══ Source records ══

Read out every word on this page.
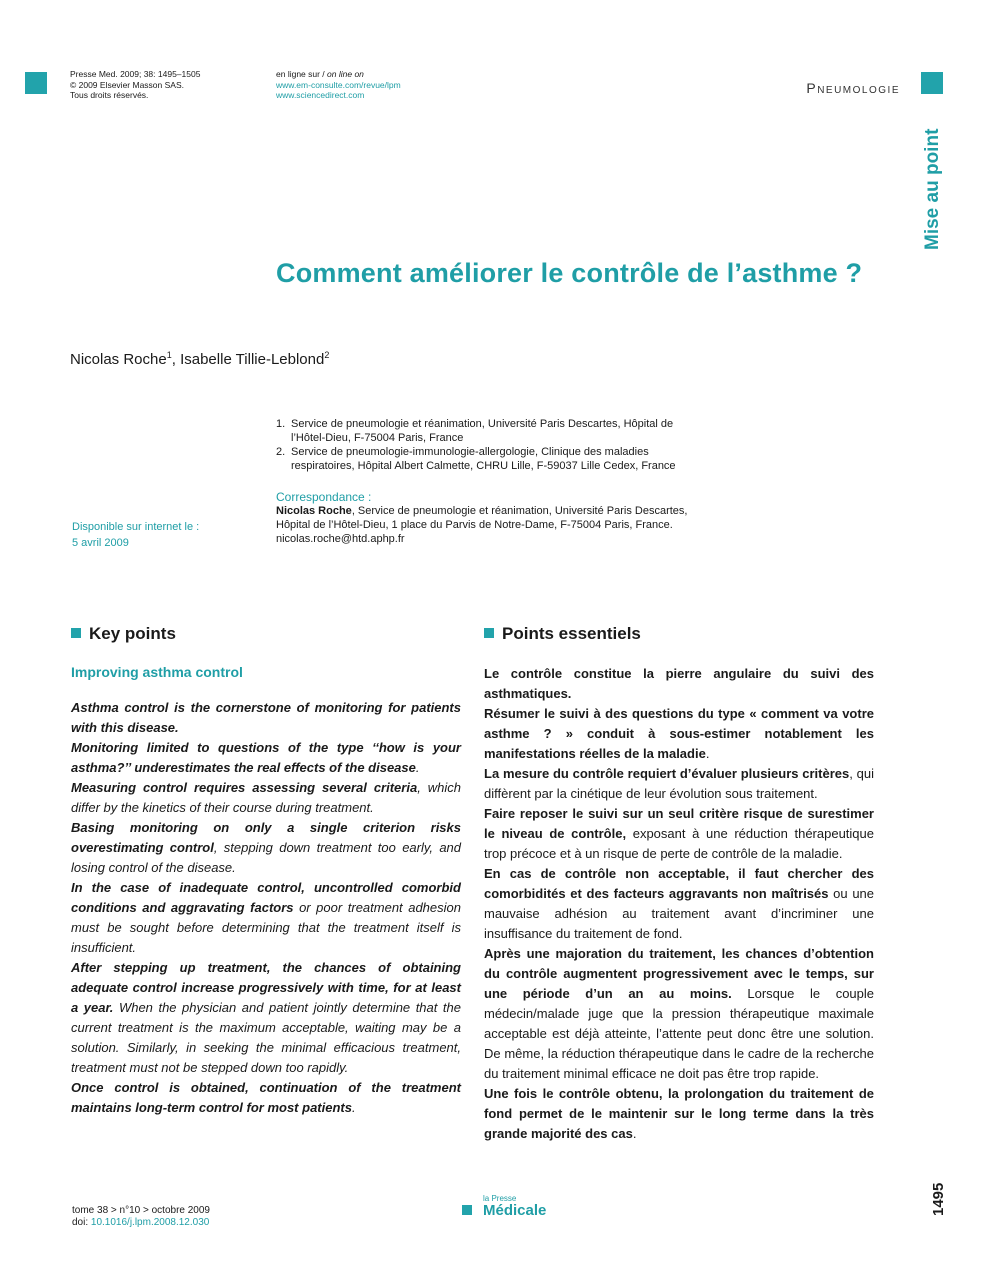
Presse Med. 2009; 38: 1495–1505
© 2009 Elsevier Masson SAS.
Tous droits réservés.
en ligne sur / on line on
www.em-consulte.com/revue/lpm
www.sciencedirect.com	Pneumologie
Mise au point
Comment améliorer le contrôle de l’asthme ?
Nicolas Roche$^1$, Isabelle Tillie-Leblond$^2$
1. Service de pneumologie et réanimation, Université Paris Descartes, Hôpital de
l’Hôtel-Dieu, F-75004 Paris, France
2. Service de pneumologie-immunologie-allergologie, Clinique des maladies
respiratoires, Hôpital Albert Calmette, CHRU Lille, F-59037 Lille Cedex, France
Disponible sur internet le :
5 avril 2009
Correspondance :
Nicolas Roche, Service de pneumologie et réanimation, Université Paris Descartes,
Hôpital de l’Hôtel-Dieu, 1 place du Parvis de Notre-Dame, F-75004 Paris, France.
nicolas.roche@htd.aphp.fr
Key points
Improving asthma control

Asthma control is the cornerstone of monitoring for patients with this disease.

Monitoring limited to questions of the type ‘‘how is your asthma?’’ underestimates the real effects of the disease.

Measuring control requires assessing several criteria, which differ by the kinetics of their course during treatment.

Basing monitoring on only a single criterion risks overestimating control, stepping down treatment too early, and losing control of the disease.

In the case of inadequate control, uncontrolled comorbid conditions and aggravating factors or poor treatment adhesion must be sought before determining that the treatment itself is insufficient.

After stepping up treatment, the chances of obtaining adequate control increase progressively with time, for at least a year. When the physician and patient jointly determine that the current treatment is the maximum acceptable, waiting may be a solution. Similarly, in seeking the minimal efficacious treatment, treatment must not be stepped down too rapidly.

Once control is obtained, continuation of the treatment maintains long-term control for most patients.

Points essentiels

Le contrôle constitue la pierre angulaire du suivi des asthmatiques.

Résumer le suivi à des questions du type « comment va votre asthme ? » conduit à sous-estimer notablement les manifestations réelles de la maladie.

La mesure du contrôle requiert d’évaluer plusieurs critères, qui diffèrent par la cinétique de leur évolution sous traitement.

Faire reposer le suivi sur un seul critère risque de surestimer le niveau de contrôle, exposant à une réduction thérapeutique trop précoce et à un risque de perte de contrôle de la maladie.

En cas de contrôle non acceptable, il faut chercher des comorbidités et des facteurs aggravants non maîtrisés ou une mauvaise adhésion au traitement avant d’incriminer une insuffisance du traitement de fond.

Après une majoration du traitement, les chances d’obtention du contrôle augmentent progressivement avec le temps, sur une période d’un an au moins. Lorsque le couple médecin/malade juge que la pression thérapeutique maximale acceptable est déjà atteinte, l’attente peut donc être une solution. De même, la réduction thérapeutique dans le cadre de la recherche du traitement minimal efficace ne doit pas être trop rapide.

Une fois le contrôle obtenu, la prolongation du traitement de fond permet de le maintenir sur le long terme dans la très grande majorité des cas.

tome 38 > n°10 > octobre 2009
doi: 10.1016/j.lpm.2008.12.030
la Presse
Médicale	1495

═══

- Exercise instructions -
Within the entries above, find every line where the string "disease" occurs, and copy it.

- Solution to this problem -
Asthma control is the cornerstone of monitoring for patients with this disease.
Monitoring limited to questions of the type ‘‘how is your asthma?’’ underestimates the real effects of the disease.
Basing monitoring on only a single criterion risks overestimating control, stepping down treatment too early, and losing control of the disease.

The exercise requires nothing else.